**Aim of the exercise:** Locate the word "title" in the data below, then copy every line that holds it.

**Record list:**
** begin **
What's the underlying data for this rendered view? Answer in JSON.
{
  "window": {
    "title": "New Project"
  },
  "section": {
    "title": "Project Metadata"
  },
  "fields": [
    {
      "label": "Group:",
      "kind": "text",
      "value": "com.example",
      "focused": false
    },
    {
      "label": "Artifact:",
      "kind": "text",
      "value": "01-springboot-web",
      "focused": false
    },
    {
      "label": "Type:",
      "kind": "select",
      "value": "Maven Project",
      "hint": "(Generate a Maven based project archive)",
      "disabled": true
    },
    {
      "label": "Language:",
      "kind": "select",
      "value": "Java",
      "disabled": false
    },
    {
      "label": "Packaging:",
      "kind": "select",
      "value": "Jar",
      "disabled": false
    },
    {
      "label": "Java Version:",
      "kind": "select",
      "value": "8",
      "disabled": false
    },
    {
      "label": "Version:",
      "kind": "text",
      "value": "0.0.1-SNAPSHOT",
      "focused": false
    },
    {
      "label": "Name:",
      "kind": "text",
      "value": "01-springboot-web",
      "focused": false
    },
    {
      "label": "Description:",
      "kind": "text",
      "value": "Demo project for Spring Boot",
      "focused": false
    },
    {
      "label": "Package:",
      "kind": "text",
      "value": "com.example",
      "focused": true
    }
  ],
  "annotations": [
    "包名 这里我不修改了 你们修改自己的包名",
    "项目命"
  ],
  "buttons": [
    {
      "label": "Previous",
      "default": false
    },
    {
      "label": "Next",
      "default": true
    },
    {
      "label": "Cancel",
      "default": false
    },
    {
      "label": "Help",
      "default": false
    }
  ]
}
** end **
**Correct result:**
    "title": "New Project"
    "title": "Project Metadata"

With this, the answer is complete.